*Written problem*: Write out exactly the lines from the one with "Output the text content of this document." through the last line. Pictures stay out.

[Data records]
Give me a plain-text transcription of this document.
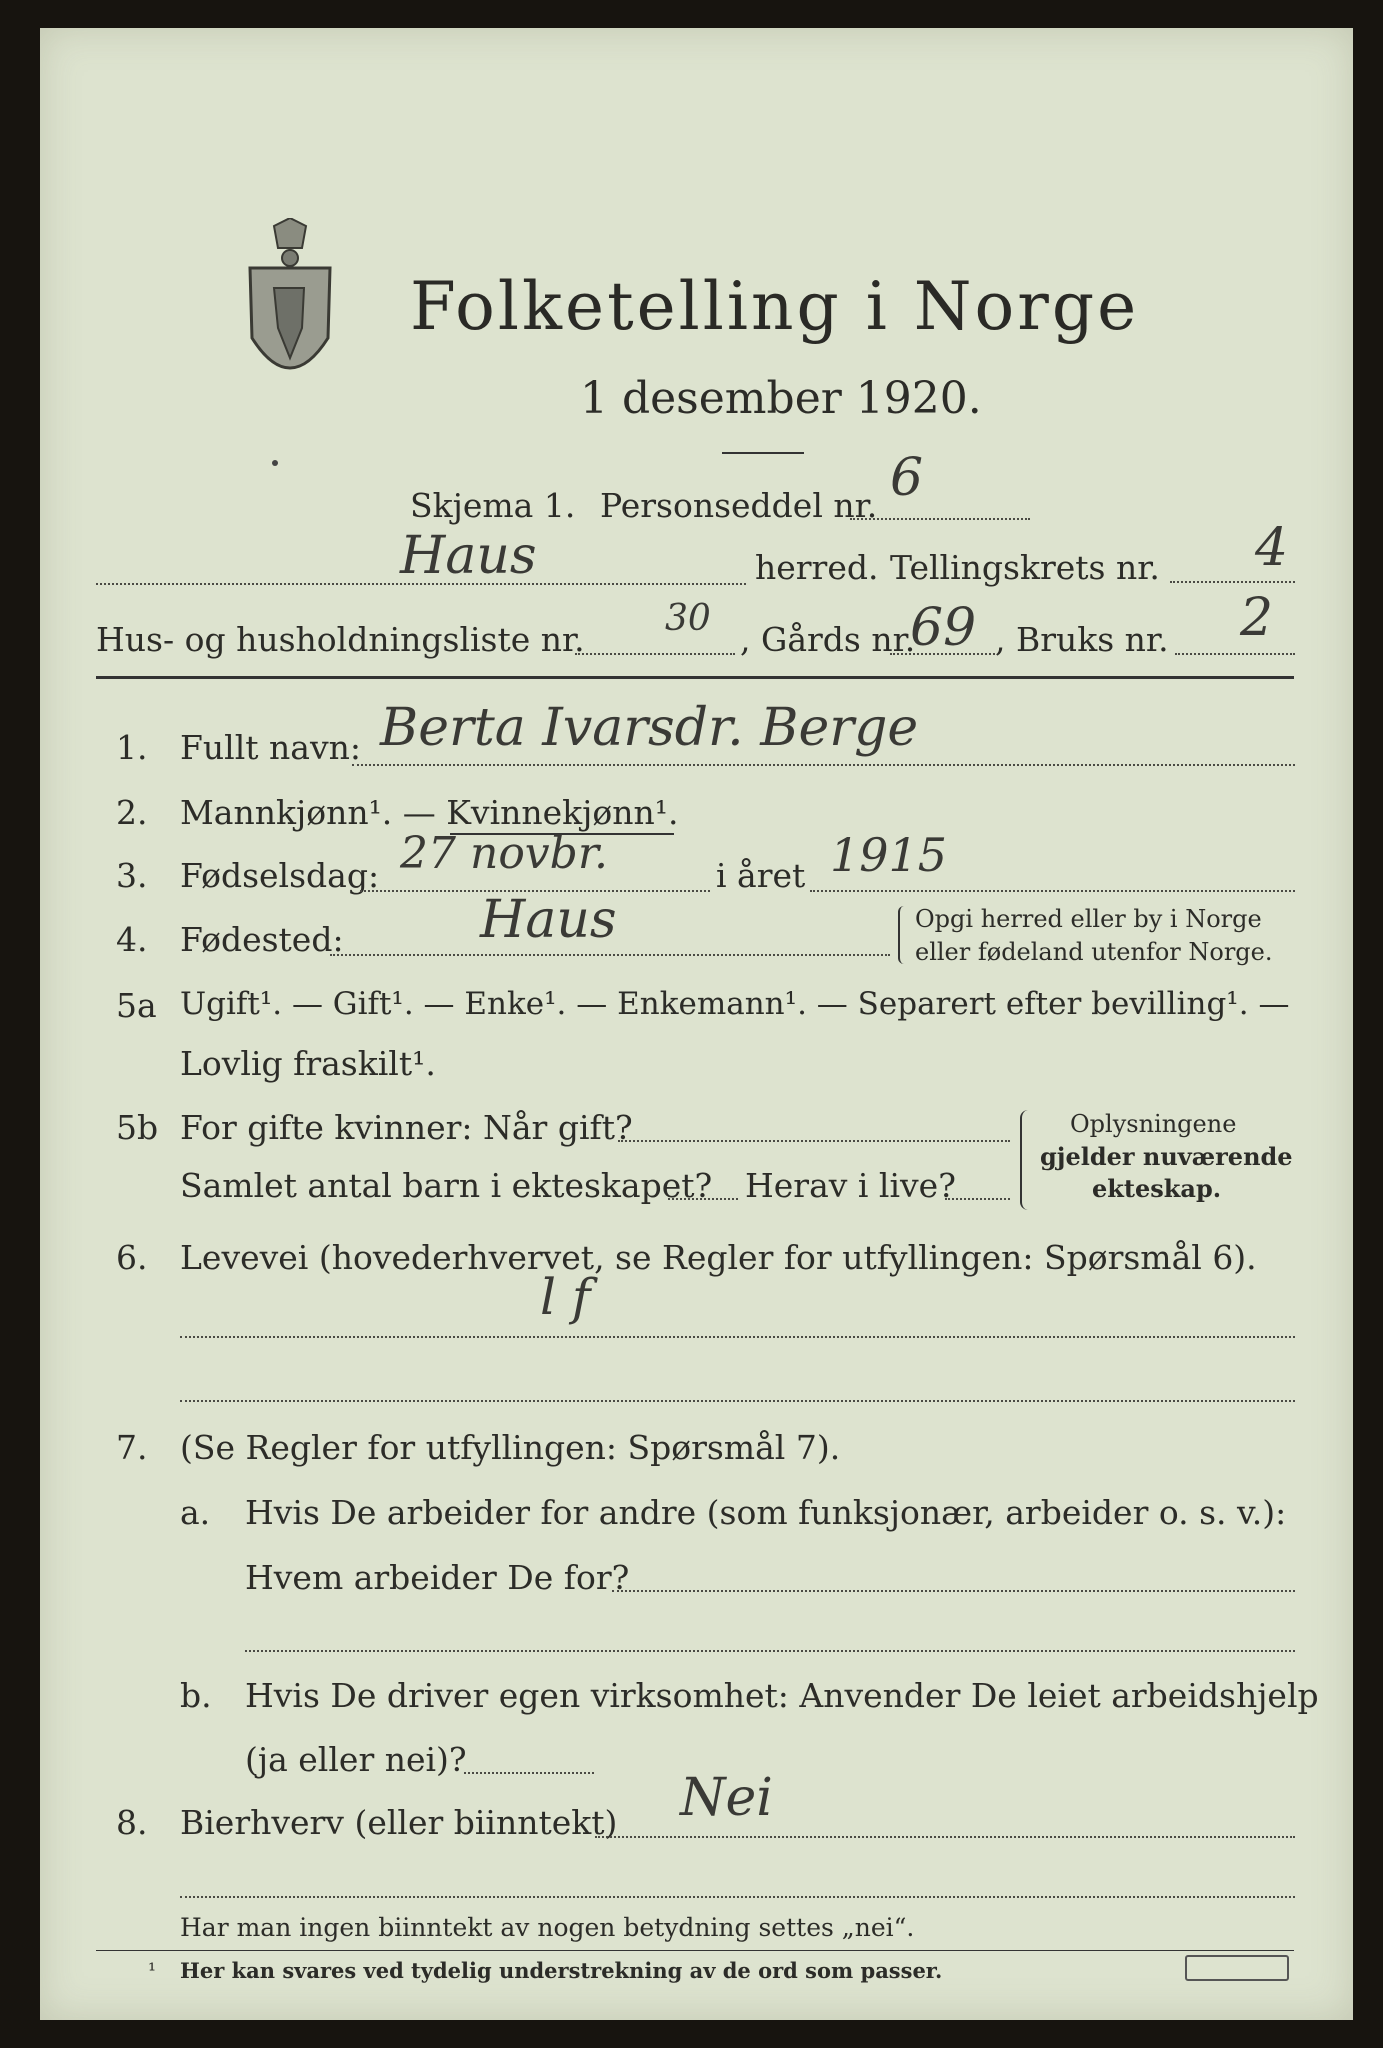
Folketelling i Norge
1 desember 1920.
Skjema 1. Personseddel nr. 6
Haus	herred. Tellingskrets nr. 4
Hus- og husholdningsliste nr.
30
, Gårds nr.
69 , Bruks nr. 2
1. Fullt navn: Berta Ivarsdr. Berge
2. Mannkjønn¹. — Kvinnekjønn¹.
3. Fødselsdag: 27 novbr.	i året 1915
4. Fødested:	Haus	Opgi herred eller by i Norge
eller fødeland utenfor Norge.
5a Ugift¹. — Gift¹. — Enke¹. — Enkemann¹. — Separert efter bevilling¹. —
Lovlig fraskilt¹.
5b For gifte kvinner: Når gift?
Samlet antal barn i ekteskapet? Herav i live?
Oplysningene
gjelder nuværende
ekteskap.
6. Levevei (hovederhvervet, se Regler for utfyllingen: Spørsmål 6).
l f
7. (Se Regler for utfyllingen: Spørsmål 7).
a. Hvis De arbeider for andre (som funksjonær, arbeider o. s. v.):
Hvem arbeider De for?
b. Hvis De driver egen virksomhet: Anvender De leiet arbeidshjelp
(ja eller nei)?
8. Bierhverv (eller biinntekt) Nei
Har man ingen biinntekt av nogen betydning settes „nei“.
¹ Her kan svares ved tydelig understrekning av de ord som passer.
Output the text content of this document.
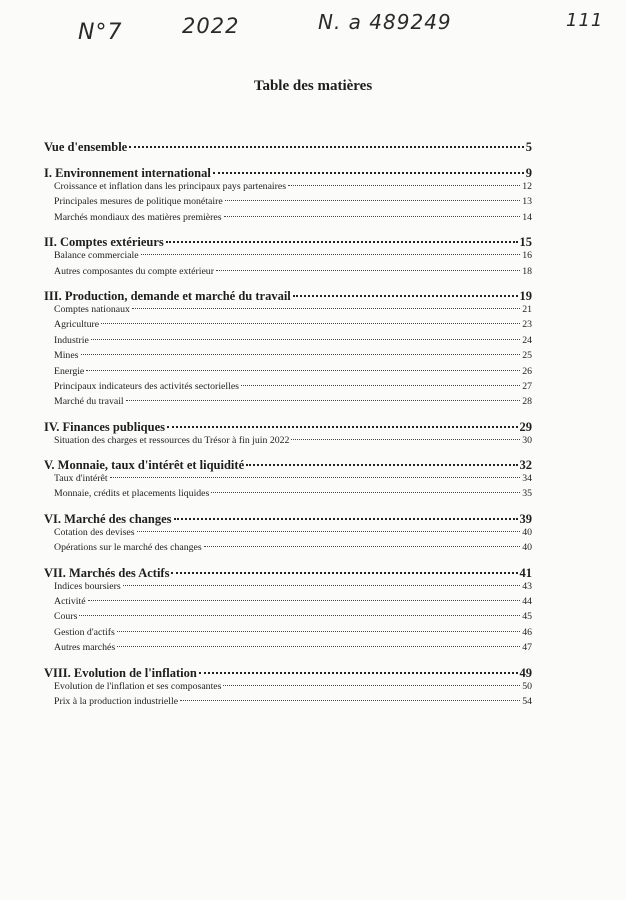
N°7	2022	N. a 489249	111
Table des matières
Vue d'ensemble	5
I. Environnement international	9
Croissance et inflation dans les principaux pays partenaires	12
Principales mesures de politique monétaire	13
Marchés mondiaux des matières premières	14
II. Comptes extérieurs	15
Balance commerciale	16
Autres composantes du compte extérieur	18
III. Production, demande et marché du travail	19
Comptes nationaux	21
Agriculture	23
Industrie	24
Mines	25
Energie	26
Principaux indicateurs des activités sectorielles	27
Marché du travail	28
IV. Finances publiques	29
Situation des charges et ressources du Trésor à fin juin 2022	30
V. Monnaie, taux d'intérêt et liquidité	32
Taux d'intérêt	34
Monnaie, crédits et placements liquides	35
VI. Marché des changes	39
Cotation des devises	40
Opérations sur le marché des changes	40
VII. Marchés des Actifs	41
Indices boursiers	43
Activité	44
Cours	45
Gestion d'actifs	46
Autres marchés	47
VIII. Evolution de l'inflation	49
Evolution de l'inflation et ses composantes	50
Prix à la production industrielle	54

*Exercise solution*:
Output the text content of this document.
N°7	2022	N. a 489249	111
Table des matières
Vue d'ensemble	5
I. Environnement international	9
Croissance et inflation dans les principaux pays partenaires	12
Principales mesures de politique monétaire	13
Marchés mondiaux des matières premières	14
II. Comptes extérieurs	15
Balance commerciale	16
Autres composantes du compte extérieur	18
III. Production, demande et marché du travail	19
Comptes nationaux	21
Agriculture	23
Industrie	24
Mines	25
Energie	26
Principaux indicateurs des activités sectorielles	27
Marché du travail	28
IV. Finances publiques	29
Situation des charges et ressources du Trésor à fin juin 2022	30
V. Monnaie, taux d'intérêt et liquidité	32
Taux d'intérêt	34
Monnaie, crédits et placements liquides	35
VI. Marché des changes	39
Cotation des devises	40
Opérations sur le marché des changes	40
VII. Marchés des Actifs	41
Indices boursiers	43
Activité	44
Cours	45
Gestion d'actifs	46
Autres marchés	47
VIII. Evolution de l'inflation	49
Evolution de l'inflation et ses composantes	50
Prix à la production industrielle	54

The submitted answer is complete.